What the task requires >>
Can you copy out every line of the records below, character for character?

Stored rows >>
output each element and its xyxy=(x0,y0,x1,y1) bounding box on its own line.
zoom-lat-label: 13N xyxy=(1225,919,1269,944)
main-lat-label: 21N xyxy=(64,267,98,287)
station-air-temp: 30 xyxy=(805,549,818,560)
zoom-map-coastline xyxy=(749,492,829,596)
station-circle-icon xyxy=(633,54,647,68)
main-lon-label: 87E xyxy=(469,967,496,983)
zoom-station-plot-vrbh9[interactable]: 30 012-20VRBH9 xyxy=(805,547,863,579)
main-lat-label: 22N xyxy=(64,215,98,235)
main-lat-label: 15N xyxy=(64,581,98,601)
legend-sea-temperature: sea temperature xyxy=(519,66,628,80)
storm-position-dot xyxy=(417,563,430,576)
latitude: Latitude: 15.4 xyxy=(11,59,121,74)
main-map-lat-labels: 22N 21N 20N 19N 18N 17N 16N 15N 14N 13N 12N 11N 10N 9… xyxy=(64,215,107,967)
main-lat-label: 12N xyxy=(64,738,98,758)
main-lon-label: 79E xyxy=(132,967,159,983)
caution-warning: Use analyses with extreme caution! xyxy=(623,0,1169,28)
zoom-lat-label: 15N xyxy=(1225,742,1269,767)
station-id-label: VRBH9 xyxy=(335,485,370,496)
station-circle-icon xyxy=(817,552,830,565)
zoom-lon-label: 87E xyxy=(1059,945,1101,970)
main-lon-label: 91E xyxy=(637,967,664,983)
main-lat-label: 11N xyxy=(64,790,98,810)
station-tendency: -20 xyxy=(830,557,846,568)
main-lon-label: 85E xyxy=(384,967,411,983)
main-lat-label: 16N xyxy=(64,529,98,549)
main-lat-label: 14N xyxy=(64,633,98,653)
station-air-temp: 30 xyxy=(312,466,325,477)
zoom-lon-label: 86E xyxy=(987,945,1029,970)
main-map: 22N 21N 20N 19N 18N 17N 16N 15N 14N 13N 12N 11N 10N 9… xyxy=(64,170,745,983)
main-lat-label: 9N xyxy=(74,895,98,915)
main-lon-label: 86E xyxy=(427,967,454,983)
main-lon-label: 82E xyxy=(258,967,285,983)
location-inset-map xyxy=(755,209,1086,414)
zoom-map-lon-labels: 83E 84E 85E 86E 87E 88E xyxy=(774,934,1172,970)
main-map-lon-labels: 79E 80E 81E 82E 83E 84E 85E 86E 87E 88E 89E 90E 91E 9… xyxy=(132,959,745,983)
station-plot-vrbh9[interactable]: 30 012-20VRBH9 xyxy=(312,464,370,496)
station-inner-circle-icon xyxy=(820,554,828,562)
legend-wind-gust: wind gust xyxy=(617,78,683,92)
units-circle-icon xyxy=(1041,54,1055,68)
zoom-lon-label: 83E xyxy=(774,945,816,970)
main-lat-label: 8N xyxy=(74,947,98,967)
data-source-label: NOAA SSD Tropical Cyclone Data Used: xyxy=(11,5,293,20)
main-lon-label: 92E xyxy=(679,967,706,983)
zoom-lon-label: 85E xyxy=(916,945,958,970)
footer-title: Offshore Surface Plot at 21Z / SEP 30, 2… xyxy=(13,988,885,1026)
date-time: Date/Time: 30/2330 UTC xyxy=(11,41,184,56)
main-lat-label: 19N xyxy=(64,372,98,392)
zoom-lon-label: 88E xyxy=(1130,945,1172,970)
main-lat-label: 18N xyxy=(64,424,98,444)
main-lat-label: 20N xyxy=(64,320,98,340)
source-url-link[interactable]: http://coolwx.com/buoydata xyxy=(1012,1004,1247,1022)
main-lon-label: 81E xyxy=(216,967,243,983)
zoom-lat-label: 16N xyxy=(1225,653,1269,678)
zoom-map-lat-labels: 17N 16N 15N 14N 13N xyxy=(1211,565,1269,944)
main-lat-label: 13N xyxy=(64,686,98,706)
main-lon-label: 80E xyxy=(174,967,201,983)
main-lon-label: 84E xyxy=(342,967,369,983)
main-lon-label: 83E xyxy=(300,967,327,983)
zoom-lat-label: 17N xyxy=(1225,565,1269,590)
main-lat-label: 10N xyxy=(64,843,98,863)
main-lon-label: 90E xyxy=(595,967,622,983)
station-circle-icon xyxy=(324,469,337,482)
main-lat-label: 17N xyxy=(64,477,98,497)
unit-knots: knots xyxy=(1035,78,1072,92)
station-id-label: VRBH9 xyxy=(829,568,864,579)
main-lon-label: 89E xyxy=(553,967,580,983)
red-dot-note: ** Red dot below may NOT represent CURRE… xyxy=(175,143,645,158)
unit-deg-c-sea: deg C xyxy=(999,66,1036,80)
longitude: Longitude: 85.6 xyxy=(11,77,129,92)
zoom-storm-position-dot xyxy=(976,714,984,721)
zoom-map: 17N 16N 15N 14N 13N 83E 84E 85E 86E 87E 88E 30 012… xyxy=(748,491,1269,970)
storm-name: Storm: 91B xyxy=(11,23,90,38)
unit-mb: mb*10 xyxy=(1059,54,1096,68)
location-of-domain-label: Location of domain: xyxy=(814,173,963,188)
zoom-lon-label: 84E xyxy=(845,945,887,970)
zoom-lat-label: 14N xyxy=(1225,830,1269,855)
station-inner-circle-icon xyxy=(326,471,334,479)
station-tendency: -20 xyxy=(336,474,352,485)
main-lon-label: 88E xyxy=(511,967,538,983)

Task answer >>
output each element and its xyxy=(x0,y0,x1,y1) bounding box on its own line.
zoom-lat-label: 13N xyxy=(1225,919,1269,944)
main-lat-label: 21N xyxy=(64,267,98,287)
station-air-temp: 30 xyxy=(805,549,818,560)
zoom-map-coastline xyxy=(749,492,829,596)
station-circle-icon xyxy=(633,54,647,68)
main-lon-label: 87E xyxy=(469,967,496,983)
zoom-station-plot-vrbh9[interactable]: 30 012-20VRBH9 xyxy=(805,547,863,579)
main-lat-label: 22N xyxy=(64,215,98,235)
main-lat-label: 15N xyxy=(64,581,98,601)
legend-sea-temperature: sea temperature xyxy=(519,66,628,80)
storm-position-dot xyxy=(417,563,430,576)
latitude: Latitude: 15.4 xyxy=(11,59,121,74)
main-map-lat-labels: 22N 21N 20N 19N 18N 17N 16N 15N 14N 13N 12N 11N 10N 9… xyxy=(64,215,107,967)
main-lat-label: 12N xyxy=(64,738,98,758)
main-lon-label: 79E xyxy=(132,967,159,983)
caution-warning: Use analyses with extreme caution! xyxy=(623,0,1169,28)
zoom-lat-label: 15N xyxy=(1225,742,1269,767)
station-id-label: VRBH9 xyxy=(335,485,370,496)
station-circle-icon xyxy=(817,552,830,565)
zoom-lon-label: 87E xyxy=(1059,945,1101,970)
main-lon-label: 91E xyxy=(637,967,664,983)
main-lat-label: 11N xyxy=(64,790,98,810)
station-tendency: -20 xyxy=(830,557,846,568)
main-lon-label: 85E xyxy=(384,967,411,983)
main-lat-label: 16N xyxy=(64,529,98,549)
main-lat-label: 14N xyxy=(64,633,98,653)
station-air-temp: 30 xyxy=(312,466,325,477)
zoom-lon-label: 86E xyxy=(987,945,1029,970)
main-map: 22N 21N 20N 19N 18N 17N 16N 15N 14N 13N 12N 11N 10N 9… xyxy=(64,170,745,983)
main-lat-label: 9N xyxy=(74,895,98,915)
main-lon-label: 86E xyxy=(427,967,454,983)
main-lon-label: 82E xyxy=(258,967,285,983)
location-inset-map xyxy=(755,209,1086,414)
zoom-map-lon-labels: 83E 84E 85E 86E 87E 88E xyxy=(774,934,1172,970)
main-map-lon-labels: 79E 80E 81E 82E 83E 84E 85E 86E 87E 88E 89E 90E 91E 9… xyxy=(132,959,745,983)
station-plot-vrbh9[interactable]: 30 012-20VRBH9 xyxy=(312,464,370,496)
station-inner-circle-icon xyxy=(820,554,828,562)
legend-wind-gust: wind gust xyxy=(617,78,683,92)
units-circle-icon xyxy=(1041,54,1055,68)
zoom-lon-label: 83E xyxy=(774,945,816,970)
main-lat-label: 8N xyxy=(74,947,98,967)
data-source-label: NOAA SSD Tropical Cyclone Data Used: xyxy=(11,5,293,20)
main-lon-label: 92E xyxy=(679,967,706,983)
zoom-lon-label: 85E xyxy=(916,945,958,970)
footer-title: Offshore Surface Plot at 21Z / SEP 30, 2… xyxy=(13,988,885,1026)
date-time: Date/Time: 30/2330 UTC xyxy=(11,41,184,56)
main-lat-label: 19N xyxy=(64,372,98,392)
zoom-lon-label: 88E xyxy=(1130,945,1172,970)
main-lat-label: 18N xyxy=(64,424,98,444)
main-lat-label: 20N xyxy=(64,320,98,340)
source-url-link[interactable]: http://coolwx.com/buoydata xyxy=(1012,1004,1247,1022)
main-lon-label: 81E xyxy=(216,967,243,983)
zoom-lat-label: 16N xyxy=(1225,653,1269,678)
zoom-map-lat-labels: 17N 16N 15N 14N 13N xyxy=(1211,565,1269,944)
main-lat-label: 13N xyxy=(64,686,98,706)
main-lon-label: 80E xyxy=(174,967,201,983)
main-lon-label: 84E xyxy=(342,967,369,983)
main-lon-label: 83E xyxy=(300,967,327,983)
zoom-lat-label: 17N xyxy=(1225,565,1269,590)
main-lat-label: 10N xyxy=(64,843,98,863)
main-lon-label: 90E xyxy=(595,967,622,983)
station-circle-icon xyxy=(324,469,337,482)
main-lat-label: 17N xyxy=(64,477,98,497)
unit-knots: knots xyxy=(1035,78,1072,92)
station-id-label: VRBH9 xyxy=(829,568,864,579)
main-lon-label: 89E xyxy=(553,967,580,983)
red-dot-note: ** Red dot below may NOT represent CURRE… xyxy=(175,143,645,158)
unit-deg-c-sea: deg C xyxy=(999,66,1036,80)
longitude: Longitude: 85.6 xyxy=(11,77,129,92)
zoom-storm-position-dot xyxy=(976,714,984,721)
zoom-map: 17N 16N 15N 14N 13N 83E 84E 85E 86E 87E 88E 30 012… xyxy=(748,491,1269,970)
storm-name: Storm: 91B xyxy=(11,23,90,38)
unit-mb: mb*10 xyxy=(1059,54,1096,68)
location-of-domain-label: Location of domain: xyxy=(814,173,963,188)
zoom-lon-label: 84E xyxy=(845,945,887,970)
zoom-lat-label: 14N xyxy=(1225,830,1269,855)
station-inner-circle-icon xyxy=(326,471,334,479)
station-tendency: -20 xyxy=(336,474,352,485)
main-lon-label: 88E xyxy=(511,967,538,983)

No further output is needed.